- _ARTICLE_
Friday, September 28, 2012

Looking for Nora Ephron

 by Maria Geraci

Whenever I think of transitions, I immediately think of Fall, that most wonderful of all seasons,--the time when the weather starts to cool off, pumpkins start popping up on the lawns of local churches, everyone gets caught up in college football and the stores deck out in Halloween gear (which we know will immediately come down November 1 to make way for Christmas).

But transitions also make me think of something else. Or rather, someone else. I think of Nora Ephron and how her films were such a visual tribute to the whole concept of transition, that flow from one state to another.

We all know that every good story is about change. You take a protagonist, give him/her a goal, toss a lot of conflict his/her way, and watch them struggle to overcome the conflict, which leads to the character's growth and an ultimate payoff. I can't think of anyone who did this better in the realm of women's films than Ms. Ephron.

Visually stunning and full of spot-on dialogue, I have to say I think the 1998 romantic comedy You've Got Mail is my favorite of her films. I could mute my tv and without hearing a word, I'd still get it. Not only do her characters transition, you see the city of New York transition through the seasons. Everything in the film is there to serve a purpose--to layer theme throughout.

- _RECORDED INFORMATION_

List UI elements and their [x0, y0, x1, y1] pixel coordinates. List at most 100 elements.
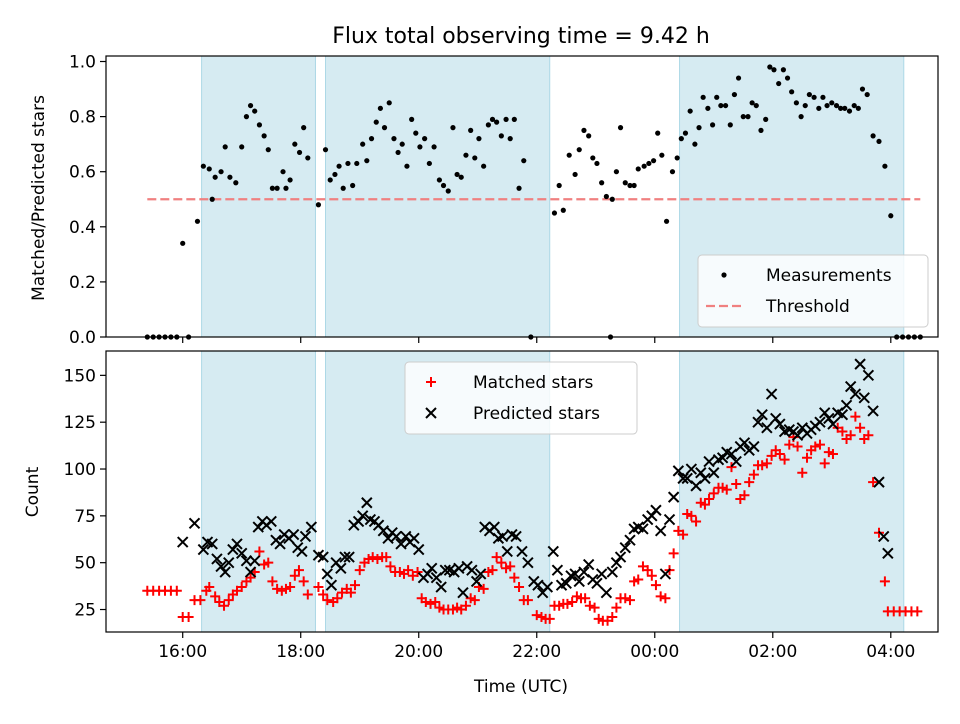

- _SHORT PROBLEM_
Please decide whether each statement agrees with the Nora Ephron article, answering yes or no and quoting the words that settle it: (a) The writer names the 1998 romantic comedy You've Got Mail as a favorite among Ephron's films. (b) The writer says Halloween gear stays in stores through Thanksgiving. (c) The writer would need the sound on to follow You've Got Mail.

- _RESPONSE TO THE TASK_
(a) Yes: "I think the 1998 romantic comedy You've Got Mail is my favorite of her films"
(b) No: "which we know will immediately come down November 1 to make way for Christmas"
(c) No: "I could mute my tv and without hearing a word, I'd still get it."